** TEXT UNDER STUDY follows **

Alar Rim Grafts: Sometimes the collapse occurs only in the soft tissue portion without cartilage, at the very bottom edge of the nostril. To correct this, very thin and small cartilage strips called “rim grafts” are placed into a narrow tunnel created under the skin at the nostril rim. The aims of this technique are:

  • Stiffening the nostril rim to prevent its collapse
  • Correcting the notched appearance called “alar retraction”
  • Providing symmetry in the nostrils

Is there a non-surgical or simpler solution for nasal valve stenosis?

Yes, thanks to technology in recent years, minimally invasive methods—offering excellent alternatives to traditional surgeries for selected patient groups—have been developed. These methods are generally ideal for patients who do not have a major structural deformity or severe bony deviation, but whose main problem is dynamic collapse of the nasal sidewalls while breathing. These procedures can mostly be performed under local anesthesia in office or clinic settings. Some advantages of these modern approaches are:

  • No need for general anesthesia
  • Much faster recovery
  • No need for materials like packing or splints
  • Short procedure time
  • Minimal pain and discomfort
  • Two main minimally invasive methods stand out.

** End of TEXT UNDER STUDY **
** INPUT DATA follows **

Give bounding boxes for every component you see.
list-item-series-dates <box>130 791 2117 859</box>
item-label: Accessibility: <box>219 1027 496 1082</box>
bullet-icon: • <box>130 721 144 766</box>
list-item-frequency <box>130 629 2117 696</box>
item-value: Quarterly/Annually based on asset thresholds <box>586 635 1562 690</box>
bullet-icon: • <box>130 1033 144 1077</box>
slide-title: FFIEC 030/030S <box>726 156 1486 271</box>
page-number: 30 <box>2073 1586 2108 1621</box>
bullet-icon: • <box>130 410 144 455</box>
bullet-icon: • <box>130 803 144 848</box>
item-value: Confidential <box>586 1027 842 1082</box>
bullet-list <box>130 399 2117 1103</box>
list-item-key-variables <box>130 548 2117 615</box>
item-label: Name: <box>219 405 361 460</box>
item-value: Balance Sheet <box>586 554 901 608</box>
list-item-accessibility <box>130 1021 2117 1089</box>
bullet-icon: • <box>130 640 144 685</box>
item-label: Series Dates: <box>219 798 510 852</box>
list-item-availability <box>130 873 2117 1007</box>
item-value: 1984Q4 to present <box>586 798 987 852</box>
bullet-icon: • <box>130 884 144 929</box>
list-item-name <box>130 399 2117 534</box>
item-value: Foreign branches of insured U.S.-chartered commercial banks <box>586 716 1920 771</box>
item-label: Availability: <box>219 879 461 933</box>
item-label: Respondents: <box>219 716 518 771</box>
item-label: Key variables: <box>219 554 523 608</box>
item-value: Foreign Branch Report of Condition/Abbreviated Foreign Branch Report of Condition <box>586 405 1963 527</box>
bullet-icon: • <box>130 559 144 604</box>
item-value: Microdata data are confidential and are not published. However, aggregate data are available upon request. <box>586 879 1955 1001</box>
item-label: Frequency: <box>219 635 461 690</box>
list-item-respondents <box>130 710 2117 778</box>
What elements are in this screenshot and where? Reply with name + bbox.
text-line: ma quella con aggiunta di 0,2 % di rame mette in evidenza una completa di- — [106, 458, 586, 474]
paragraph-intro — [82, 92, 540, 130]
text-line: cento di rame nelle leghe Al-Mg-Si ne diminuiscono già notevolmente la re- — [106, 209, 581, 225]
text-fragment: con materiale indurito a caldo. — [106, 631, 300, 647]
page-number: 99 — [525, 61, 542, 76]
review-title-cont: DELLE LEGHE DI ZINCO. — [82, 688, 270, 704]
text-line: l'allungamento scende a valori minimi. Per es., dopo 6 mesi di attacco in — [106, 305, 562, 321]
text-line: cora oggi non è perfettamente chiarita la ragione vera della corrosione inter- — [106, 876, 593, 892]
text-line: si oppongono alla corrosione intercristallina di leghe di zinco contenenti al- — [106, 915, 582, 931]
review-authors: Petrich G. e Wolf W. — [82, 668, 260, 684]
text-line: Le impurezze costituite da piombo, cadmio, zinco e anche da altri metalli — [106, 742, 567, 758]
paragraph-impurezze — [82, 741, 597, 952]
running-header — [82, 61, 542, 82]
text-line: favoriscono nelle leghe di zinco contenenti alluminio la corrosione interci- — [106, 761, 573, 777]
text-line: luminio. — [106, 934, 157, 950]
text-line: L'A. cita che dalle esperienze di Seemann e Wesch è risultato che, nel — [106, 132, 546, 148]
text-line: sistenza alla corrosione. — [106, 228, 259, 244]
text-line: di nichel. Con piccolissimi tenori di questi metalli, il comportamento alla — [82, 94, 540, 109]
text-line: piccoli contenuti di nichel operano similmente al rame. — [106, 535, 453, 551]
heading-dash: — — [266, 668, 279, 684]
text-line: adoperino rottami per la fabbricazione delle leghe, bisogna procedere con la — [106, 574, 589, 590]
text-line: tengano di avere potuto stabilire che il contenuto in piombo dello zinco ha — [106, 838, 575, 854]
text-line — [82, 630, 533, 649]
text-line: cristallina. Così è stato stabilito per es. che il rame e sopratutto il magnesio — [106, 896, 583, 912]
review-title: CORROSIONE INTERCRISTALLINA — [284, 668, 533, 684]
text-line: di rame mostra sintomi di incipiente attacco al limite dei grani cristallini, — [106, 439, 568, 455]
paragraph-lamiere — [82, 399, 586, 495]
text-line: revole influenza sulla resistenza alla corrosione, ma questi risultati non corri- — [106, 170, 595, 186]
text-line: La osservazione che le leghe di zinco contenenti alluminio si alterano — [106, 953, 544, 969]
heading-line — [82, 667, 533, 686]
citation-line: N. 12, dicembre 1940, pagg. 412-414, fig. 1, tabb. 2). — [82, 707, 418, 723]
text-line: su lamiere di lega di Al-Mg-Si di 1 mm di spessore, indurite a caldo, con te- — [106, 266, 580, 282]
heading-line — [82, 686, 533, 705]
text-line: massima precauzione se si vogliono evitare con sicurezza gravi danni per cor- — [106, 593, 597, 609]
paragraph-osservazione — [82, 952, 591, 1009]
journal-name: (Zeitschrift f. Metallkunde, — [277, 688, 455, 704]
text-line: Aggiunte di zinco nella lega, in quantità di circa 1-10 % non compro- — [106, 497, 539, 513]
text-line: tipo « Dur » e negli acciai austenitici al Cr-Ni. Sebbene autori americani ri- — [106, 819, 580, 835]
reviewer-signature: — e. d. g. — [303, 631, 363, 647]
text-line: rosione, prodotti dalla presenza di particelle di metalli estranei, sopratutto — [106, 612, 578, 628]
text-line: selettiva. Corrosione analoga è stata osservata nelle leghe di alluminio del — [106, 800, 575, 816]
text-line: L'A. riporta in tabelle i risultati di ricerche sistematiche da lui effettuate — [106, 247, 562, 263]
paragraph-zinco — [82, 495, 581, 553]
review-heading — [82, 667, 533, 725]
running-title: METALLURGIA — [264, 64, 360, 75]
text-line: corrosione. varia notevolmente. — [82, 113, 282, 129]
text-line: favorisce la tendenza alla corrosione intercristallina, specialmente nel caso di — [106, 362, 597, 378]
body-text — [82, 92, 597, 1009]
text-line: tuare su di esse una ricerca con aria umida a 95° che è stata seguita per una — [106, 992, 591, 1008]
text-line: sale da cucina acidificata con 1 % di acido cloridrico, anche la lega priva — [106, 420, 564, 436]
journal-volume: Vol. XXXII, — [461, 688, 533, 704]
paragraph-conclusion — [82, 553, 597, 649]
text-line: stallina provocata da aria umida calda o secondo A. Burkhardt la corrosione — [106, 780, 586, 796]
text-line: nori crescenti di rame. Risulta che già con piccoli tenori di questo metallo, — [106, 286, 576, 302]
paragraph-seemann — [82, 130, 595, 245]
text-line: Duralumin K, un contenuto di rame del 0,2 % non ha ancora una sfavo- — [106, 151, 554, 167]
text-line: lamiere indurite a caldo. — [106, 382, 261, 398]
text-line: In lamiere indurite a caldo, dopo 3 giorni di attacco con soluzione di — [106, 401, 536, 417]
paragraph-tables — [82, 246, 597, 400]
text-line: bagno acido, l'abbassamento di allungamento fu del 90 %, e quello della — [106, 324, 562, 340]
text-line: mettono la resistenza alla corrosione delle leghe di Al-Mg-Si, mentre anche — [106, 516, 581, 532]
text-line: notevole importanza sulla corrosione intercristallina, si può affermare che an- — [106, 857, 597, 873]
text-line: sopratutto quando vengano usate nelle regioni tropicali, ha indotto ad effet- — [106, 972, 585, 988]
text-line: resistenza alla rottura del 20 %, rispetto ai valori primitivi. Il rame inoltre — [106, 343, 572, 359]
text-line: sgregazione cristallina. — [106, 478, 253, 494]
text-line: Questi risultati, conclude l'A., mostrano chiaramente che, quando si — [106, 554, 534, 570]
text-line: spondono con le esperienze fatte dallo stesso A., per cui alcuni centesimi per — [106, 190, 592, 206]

** End of INPUT DATA **

§ **TO DO**
• 1. Say whether each statement agrees with the passage on nasal valve treatment, answering yes or no and quoting the deciding words from that passage: (a) rim grafts go into a tunnel under the skin at the nostril rim; (b) the minimally invasive methods require general anesthesia; (c) the minimally invasive methods suit patients with severe bony deviation.
• 2. Extend the passage on nasal valve treatment, picking up right after its final sentence.

§ **OUTPUTS FOR THE TASKS**
• 1.
(a) Yes: "placed into a narrow tunnel created under the skin at the nostril rim."
(b) No: "No need for general anesthesia."
(c) No: "ideal for patients who do not have a major structural deformity or severe bony deviation."

• 2.
Temperature-Controlled Radiofrequency Treatment: This method is based on delivering low-temperature radiofrequency energy into the submucosal layer of the nasal valve region via a special handheld device. This controlled heat provides a kind of “stiffening and reshaping” without cutting or removing tissue. With this procedure, the collapsing weak cartilage and soft tissue become more resistant and stable. Scientific studies have shown that in appropriate patients, this method can be as effective as traditional surgery and that the benefit can persist for up to 4 years.

Resorbable Nasal Implants (Latera): In this technique, via a small intranasal incision, a resorbable implant is placed to support the collapsing lateral wall. This implant provides mechanical support for approximately 18–24 months. During this period, the body forms its own supportive scar tissue around the implant. Even after the implant fully resorbs, this newly formed fibrotic tissue continues to support the wall. Numerous scientific studies have proven that this method is safe and effective, providing lasting and significant improvements in patients’ breathing scores.

Thanks to these minimally invasive methods, our treatment options are now tiered like a staircase. A large, comprehensive surgery is no longer the only option for every patient. If the main problem is isolated dynamic collapse, starting with these simpler and less risky office procedures may be the most appropriate approach.

How does the recovery process progress after nasal valve surgery?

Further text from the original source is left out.